PROBLEM TO WORK ON
Repeat each line word for word.

___ SUPPLIED MATERIAL ___

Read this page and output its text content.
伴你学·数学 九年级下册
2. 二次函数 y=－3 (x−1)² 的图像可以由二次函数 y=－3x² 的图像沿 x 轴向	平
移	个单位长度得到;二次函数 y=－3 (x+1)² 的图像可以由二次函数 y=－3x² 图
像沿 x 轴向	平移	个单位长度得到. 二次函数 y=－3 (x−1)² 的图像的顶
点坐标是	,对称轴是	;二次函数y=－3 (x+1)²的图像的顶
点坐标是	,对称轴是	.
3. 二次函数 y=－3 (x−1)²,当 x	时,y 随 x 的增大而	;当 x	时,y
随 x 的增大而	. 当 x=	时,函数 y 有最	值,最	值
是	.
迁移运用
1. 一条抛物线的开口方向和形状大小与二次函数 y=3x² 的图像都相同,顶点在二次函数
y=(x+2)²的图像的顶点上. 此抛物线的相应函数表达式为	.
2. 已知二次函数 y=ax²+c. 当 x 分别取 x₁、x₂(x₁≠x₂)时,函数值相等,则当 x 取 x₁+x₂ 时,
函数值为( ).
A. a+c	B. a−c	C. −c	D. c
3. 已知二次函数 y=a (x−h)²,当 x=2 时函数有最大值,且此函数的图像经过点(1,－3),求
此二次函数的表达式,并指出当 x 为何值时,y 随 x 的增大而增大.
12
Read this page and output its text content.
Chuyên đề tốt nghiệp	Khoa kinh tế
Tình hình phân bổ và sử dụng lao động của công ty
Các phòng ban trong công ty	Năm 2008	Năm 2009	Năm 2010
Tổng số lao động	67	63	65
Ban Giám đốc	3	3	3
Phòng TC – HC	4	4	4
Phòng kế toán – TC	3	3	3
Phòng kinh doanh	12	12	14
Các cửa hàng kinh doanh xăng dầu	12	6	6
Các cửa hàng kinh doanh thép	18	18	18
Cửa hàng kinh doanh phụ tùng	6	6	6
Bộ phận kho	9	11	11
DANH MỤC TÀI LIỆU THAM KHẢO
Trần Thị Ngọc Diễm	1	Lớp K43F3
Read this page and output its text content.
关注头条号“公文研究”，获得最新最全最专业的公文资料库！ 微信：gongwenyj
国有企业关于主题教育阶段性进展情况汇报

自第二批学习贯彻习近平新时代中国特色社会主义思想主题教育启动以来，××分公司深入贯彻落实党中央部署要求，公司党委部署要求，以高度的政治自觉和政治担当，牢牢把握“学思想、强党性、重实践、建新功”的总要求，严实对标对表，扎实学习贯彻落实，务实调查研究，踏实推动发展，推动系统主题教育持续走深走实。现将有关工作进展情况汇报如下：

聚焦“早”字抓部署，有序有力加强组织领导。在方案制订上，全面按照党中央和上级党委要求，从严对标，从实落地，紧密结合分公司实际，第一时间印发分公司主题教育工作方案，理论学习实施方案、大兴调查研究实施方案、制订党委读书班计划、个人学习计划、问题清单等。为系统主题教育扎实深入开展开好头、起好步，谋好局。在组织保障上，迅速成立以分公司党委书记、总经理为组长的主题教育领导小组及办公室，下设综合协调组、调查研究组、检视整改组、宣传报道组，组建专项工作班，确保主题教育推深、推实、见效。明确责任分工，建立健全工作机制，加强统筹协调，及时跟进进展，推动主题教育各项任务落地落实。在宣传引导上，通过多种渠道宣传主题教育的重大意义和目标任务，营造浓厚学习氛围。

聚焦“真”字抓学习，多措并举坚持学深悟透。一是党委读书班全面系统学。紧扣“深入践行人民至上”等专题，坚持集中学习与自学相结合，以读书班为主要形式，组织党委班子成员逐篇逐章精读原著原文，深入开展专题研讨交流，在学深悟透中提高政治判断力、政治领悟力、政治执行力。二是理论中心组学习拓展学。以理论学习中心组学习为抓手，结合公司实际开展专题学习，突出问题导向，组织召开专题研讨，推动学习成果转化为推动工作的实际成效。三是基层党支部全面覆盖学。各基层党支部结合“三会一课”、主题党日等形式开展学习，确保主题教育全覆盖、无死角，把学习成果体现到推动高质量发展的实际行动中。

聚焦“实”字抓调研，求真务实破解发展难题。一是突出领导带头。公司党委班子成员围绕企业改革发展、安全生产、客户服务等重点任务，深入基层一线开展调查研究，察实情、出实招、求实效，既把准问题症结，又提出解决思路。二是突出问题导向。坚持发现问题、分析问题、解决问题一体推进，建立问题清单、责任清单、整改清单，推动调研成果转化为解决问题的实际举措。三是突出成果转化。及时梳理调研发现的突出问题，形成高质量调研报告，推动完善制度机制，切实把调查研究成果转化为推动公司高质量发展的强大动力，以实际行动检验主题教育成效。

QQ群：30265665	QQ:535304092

___

THE RESPONSE
Read this page and output its text content.
伴你学·数学 九年级下册
2. 二次函数 y=－3 (x−1)² 的图像可以由二次函数 y=－3x² 的图像沿 x 轴向	平
移	个单位长度得到;二次函数 y=－3 (x+1)² 的图像可以由二次函数 y=－3x² 图
像沿 x 轴向	平移	个单位长度得到. 二次函数 y=－3 (x−1)² 的图像的顶
点坐标是	,对称轴是	;二次函数y=－3 (x+1)²的图像的顶
点坐标是	,对称轴是	.
3. 二次函数 y=－3 (x−1)²,当 x	时,y 随 x 的增大而	;当 x	时,y
随 x 的增大而	. 当 x=	时,函数 y 有最	值,最	值
是	.
迁移运用
1. 一条抛物线的开口方向和形状大小与二次函数 y=3x² 的图像都相同,顶点在二次函数
y=(x+2)²的图像的顶点上. 此抛物线的相应函数表达式为	.
2. 已知二次函数 y=ax²+c. 当 x 分别取 x₁、x₂(x₁≠x₂)时,函数值相等,则当 x 取 x₁+x₂ 时,
函数值为( ).
A. a+c	B. a−c	C. −c	D. c
3. 已知二次函数 y=a (x−h)²,当 x=2 时函数有最大值,且此函数的图像经过点(1,－3),求
此二次函数的表达式,并指出当 x 为何值时,y 随 x 的增大而增大.
12
Read this page and output its text content.
Chuyên đề tốt nghiệp	Khoa kinh tế
Tình hình phân bổ và sử dụng lao động của công ty
Các phòng ban trong công ty	Năm 2008	Năm 2009	Năm 2010
Tổng số lao động	67	63	65
Ban Giám đốc	3	3	3
Phòng TC – HC	4	4	4
Phòng kế toán – TC	3	3	3
Phòng kinh doanh	12	12	14
Các cửa hàng kinh doanh xăng dầu	12	6	6
Các cửa hàng kinh doanh thép	18	18	18
Cửa hàng kinh doanh phụ tùng	6	6	6
Bộ phận kho	9	11	11
DANH MỤC TÀI LIỆU THAM KHẢO
Trần Thị Ngọc Diễm	1	Lớp K43F3
Read this page and output its text content.
关注头条号“公文研究”，获得最新最全最专业的公文资料库！ 微信：gongwenyj
国有企业关于主题教育阶段性进展情况汇报

自第二批学习贯彻习近平新时代中国特色社会主义思想主题教育启动以来，××分公司深入贯彻落实党中央部署要求，公司党委部署要求，以高度的政治自觉和政治担当，牢牢把握“学思想、强党性、重实践、建新功”的总要求，严实对标对表，扎实学习贯彻落实，务实调查研究，踏实推动发展，推动系统主题教育持续走深走实。现将有关工作进展情况汇报如下：

聚焦“早”字抓部署，有序有力加强组织领导。在方案制订上，全面按照党中央和上级党委要求，从严对标，从实落地，紧密结合分公司实际，第一时间印发分公司主题教育工作方案，理论学习实施方案、大兴调查研究实施方案、制订党委读书班计划、个人学习计划、问题清单等。为系统主题教育扎实深入开展开好头、起好步，谋好局。在组织保障上，迅速成立以分公司党委书记、总经理为组长的主题教育领导小组及办公室，下设综合协调组、调查研究组、检视整改组、宣传报道组，组建专项工作班，确保主题教育推深、推实、见效。明确责任分工，建立健全工作机制，加强统筹协调，及时跟进进展，推动主题教育各项任务落地落实。在宣传引导上，通过多种渠道宣传主题教育的重大意义和目标任务，营造浓厚学习氛围。

聚焦“真”字抓学习，多措并举坚持学深悟透。一是党委读书班全面系统学。紧扣“深入践行人民至上”等专题，坚持集中学习与自学相结合，以读书班为主要形式，组织党委班子成员逐篇逐章精读原著原文，深入开展专题研讨交流，在学深悟透中提高政治判断力、政治领悟力、政治执行力。二是理论中心组学习拓展学。以理论学习中心组学习为抓手，结合公司实际开展专题学习，突出问题导向，组织召开专题研讨，推动学习成果转化为推动工作的实际成效。三是基层党支部全面覆盖学。各基层党支部结合“三会一课”、主题党日等形式开展学习，确保主题教育全覆盖、无死角，把学习成果体现到推动高质量发展的实际行动中。

聚焦“实”字抓调研，求真务实破解发展难题。一是突出领导带头。公司党委班子成员围绕企业改革发展、安全生产、客户服务等重点任务，深入基层一线开展调查研究，察实情、出实招、求实效，既把准问题症结，又提出解决思路。二是突出问题导向。坚持发现问题、分析问题、解决问题一体推进，建立问题清单、责任清单、整改清单，推动调研成果转化为解决问题的实际举措。三是突出成果转化。及时梳理调研发现的突出问题，形成高质量调研报告，推动完善制度机制，切实把调查研究成果转化为推动公司高质量发展的强大动力，以实际行动检验主题教育成效。

QQ群：30265665	QQ:535304092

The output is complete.